* [Input rows]:

-*-

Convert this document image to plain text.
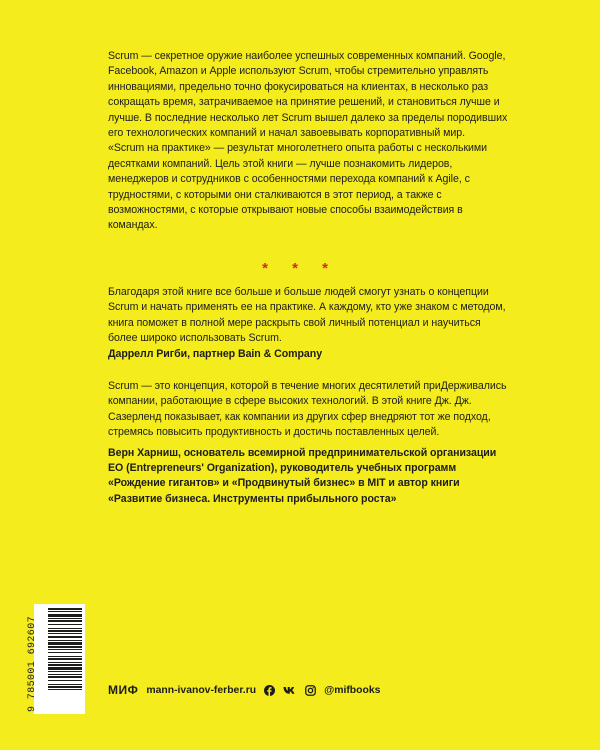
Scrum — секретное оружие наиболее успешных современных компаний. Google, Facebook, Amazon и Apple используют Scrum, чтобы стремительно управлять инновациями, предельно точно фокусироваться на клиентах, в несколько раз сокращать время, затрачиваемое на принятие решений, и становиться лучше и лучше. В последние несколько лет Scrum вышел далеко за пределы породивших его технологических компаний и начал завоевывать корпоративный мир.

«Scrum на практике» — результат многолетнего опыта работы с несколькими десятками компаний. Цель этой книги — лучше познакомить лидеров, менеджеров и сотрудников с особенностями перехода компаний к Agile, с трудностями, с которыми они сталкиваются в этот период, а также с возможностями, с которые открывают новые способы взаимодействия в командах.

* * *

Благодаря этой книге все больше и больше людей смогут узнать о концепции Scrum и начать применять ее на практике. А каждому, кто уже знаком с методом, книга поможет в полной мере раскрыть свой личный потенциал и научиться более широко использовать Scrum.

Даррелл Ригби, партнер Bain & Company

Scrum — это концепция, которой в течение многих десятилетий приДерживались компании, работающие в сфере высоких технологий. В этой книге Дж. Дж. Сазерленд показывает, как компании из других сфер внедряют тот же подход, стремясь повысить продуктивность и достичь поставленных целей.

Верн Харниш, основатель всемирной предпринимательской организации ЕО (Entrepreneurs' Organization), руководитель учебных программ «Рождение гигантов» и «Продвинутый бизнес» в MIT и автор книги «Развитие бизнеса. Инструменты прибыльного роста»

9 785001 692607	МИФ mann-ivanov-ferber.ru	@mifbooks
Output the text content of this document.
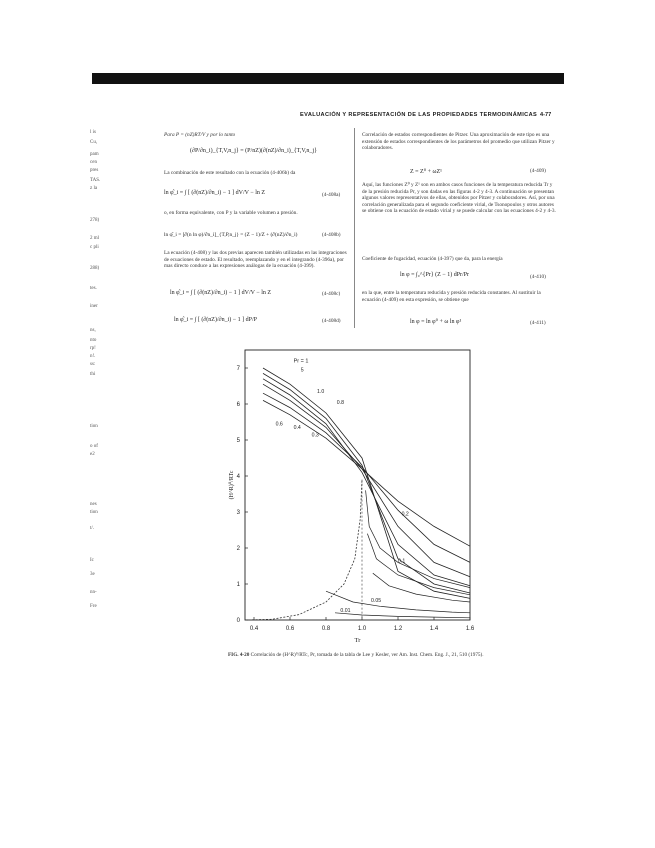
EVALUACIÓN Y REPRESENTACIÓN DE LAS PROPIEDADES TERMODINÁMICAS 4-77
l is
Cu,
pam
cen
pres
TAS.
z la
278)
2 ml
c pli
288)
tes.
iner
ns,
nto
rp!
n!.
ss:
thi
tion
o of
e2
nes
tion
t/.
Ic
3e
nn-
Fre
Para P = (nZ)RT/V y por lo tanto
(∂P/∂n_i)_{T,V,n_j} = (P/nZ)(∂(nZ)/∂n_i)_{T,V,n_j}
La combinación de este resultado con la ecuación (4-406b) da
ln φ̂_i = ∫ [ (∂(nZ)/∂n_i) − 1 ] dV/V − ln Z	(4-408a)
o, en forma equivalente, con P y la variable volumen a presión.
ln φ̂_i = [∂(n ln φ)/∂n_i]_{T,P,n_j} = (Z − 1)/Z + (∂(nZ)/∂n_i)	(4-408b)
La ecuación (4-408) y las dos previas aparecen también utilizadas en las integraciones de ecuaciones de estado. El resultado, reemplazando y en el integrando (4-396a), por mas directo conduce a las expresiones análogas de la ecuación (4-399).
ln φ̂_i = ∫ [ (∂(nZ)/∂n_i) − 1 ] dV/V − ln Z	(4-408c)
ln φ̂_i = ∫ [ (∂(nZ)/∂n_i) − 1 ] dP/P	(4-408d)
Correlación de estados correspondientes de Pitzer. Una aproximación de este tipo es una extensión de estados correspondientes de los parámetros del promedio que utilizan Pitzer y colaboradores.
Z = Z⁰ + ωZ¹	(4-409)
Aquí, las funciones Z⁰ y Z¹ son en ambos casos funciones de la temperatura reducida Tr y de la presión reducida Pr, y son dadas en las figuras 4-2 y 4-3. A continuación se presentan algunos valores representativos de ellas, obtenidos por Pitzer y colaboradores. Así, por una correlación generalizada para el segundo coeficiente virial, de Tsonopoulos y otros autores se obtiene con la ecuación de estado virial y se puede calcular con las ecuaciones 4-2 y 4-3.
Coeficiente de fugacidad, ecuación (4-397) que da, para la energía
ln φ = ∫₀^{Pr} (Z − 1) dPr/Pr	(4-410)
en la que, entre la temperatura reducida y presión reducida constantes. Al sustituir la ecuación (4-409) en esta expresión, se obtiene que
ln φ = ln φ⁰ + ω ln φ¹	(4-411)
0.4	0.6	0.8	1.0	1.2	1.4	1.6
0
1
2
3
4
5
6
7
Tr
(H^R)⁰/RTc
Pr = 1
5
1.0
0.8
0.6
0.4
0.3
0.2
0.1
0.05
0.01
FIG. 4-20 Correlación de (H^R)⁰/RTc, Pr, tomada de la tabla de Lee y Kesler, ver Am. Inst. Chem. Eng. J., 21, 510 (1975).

-*-

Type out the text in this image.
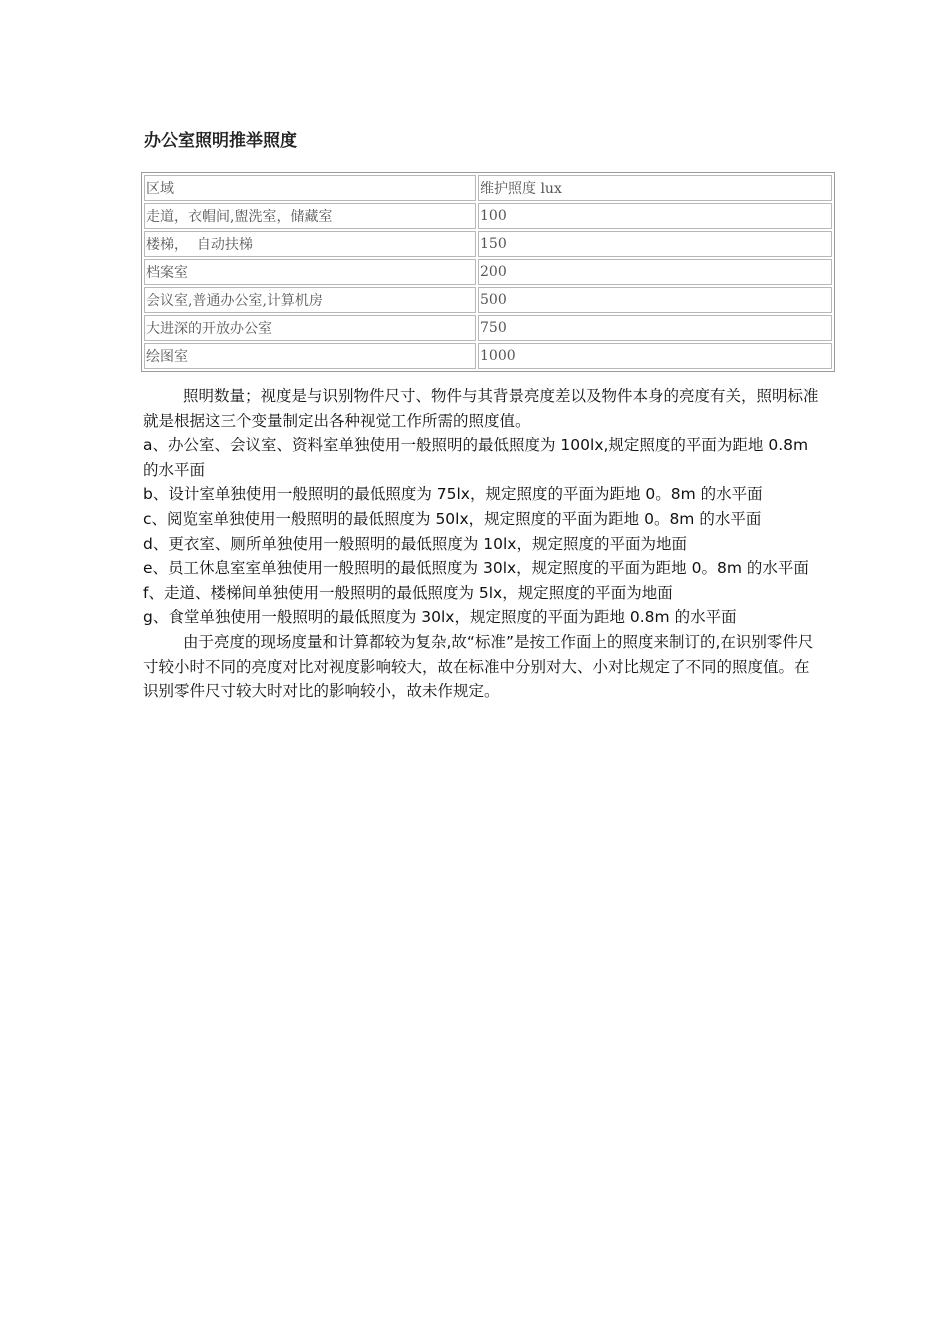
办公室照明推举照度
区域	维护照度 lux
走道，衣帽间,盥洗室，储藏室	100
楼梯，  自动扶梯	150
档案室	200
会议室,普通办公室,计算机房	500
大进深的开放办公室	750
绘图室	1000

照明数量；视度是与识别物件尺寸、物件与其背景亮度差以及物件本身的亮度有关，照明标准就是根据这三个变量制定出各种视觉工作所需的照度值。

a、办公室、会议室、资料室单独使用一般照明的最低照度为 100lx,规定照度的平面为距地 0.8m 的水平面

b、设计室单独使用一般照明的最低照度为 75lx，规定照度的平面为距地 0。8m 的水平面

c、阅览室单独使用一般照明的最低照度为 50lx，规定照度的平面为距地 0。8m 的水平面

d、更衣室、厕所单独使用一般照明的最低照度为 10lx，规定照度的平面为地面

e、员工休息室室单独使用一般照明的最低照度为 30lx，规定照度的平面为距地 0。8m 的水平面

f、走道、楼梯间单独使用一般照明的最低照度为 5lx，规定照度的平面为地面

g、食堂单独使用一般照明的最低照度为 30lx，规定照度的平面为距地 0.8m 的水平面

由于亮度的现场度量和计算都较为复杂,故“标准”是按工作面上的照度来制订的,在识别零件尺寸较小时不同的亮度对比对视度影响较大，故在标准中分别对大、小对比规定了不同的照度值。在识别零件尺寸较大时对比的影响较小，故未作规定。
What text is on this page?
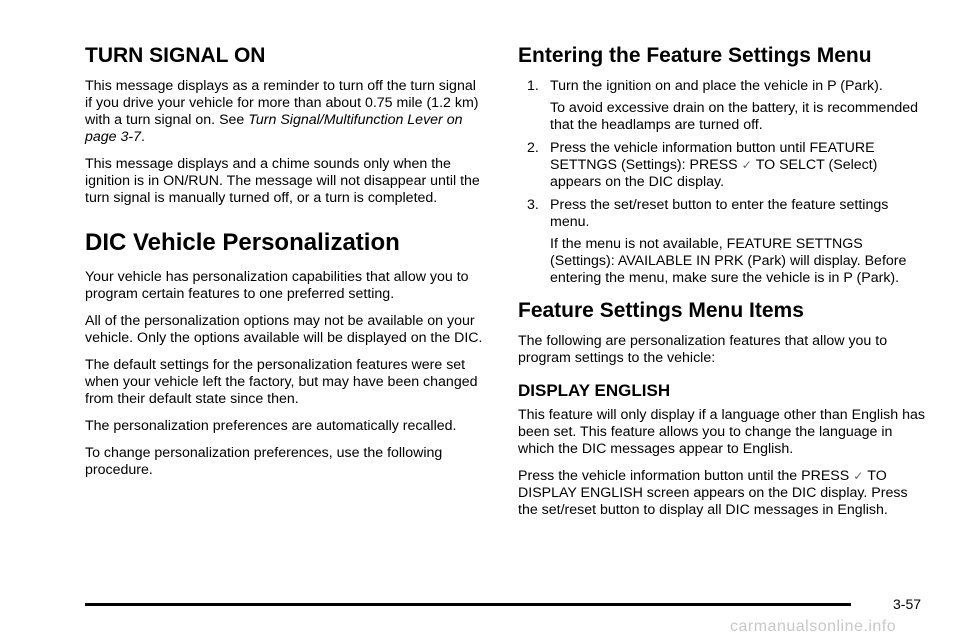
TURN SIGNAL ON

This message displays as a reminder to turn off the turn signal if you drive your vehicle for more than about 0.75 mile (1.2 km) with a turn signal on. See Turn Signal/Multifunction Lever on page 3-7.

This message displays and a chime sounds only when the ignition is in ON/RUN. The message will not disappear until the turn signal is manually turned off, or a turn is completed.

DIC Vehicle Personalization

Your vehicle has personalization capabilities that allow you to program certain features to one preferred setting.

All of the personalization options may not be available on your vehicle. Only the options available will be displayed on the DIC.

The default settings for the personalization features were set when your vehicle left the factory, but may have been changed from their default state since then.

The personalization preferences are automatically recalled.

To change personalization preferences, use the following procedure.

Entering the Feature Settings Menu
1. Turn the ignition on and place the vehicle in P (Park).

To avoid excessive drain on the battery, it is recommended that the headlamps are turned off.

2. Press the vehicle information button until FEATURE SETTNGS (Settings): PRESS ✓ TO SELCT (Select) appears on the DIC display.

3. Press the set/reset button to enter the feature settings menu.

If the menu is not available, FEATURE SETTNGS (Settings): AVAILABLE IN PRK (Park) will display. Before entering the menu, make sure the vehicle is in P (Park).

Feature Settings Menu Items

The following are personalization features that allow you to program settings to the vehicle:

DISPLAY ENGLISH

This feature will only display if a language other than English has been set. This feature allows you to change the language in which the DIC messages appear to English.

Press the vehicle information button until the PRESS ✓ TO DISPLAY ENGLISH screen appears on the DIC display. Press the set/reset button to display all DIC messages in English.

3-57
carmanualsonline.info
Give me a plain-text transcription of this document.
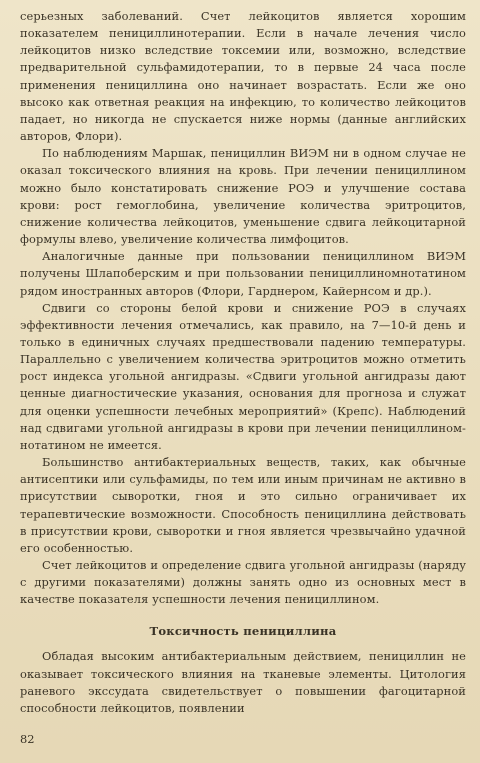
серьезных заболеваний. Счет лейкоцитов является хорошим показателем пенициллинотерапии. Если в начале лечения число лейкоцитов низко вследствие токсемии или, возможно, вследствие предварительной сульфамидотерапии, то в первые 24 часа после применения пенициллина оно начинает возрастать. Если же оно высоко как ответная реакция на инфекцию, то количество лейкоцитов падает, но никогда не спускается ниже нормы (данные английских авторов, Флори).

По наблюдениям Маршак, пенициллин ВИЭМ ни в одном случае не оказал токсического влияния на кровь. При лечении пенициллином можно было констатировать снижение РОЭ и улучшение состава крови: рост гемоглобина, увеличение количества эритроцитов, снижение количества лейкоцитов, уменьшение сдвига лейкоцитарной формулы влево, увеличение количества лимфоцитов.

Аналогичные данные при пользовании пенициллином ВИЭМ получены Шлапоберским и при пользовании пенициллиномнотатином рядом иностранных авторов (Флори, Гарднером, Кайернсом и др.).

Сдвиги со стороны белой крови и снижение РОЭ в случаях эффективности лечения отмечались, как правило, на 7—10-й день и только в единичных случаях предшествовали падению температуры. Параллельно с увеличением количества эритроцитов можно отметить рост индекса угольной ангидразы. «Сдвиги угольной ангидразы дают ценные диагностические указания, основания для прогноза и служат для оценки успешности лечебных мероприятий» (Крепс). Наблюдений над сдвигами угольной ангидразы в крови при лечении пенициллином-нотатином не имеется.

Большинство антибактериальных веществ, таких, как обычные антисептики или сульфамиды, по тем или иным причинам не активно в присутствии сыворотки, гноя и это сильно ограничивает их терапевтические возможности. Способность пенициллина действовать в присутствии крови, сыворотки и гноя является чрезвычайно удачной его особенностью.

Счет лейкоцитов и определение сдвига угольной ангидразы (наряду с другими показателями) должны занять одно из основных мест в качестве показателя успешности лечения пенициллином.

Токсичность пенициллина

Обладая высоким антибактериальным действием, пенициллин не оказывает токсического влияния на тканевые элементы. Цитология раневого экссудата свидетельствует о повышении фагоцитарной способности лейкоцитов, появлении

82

-*-

Pick out and copy the lines of the material that include the word "компаний".

Scrum — секретное оружие наиболее успешных современных компаний. Google, Facebook, Amazon и Apple используют Scrum, чтобы стремительно управлять инновациями, предельно точно фокусироваться на клиентах, в несколько раз сокращать время, затрачиваемое на принятие решений, и становиться лучше и лучше. В последние несколько лет Scrum вышел далеко за пределы породивших его технологических компаний и начал завоевывать корпоративный мир.
«Scrum на практике» — результат многолетнего опыта работы с несколькими десятками компаний. Цель этой книги — лучше познакомить лидеров, менеджеров и сотрудников с особенностями перехода компаний к Agile, с трудностями, с которыми они сталкиваются в этот период, а также с возможностями, с которые открывают новые способы взаимодействия в командах.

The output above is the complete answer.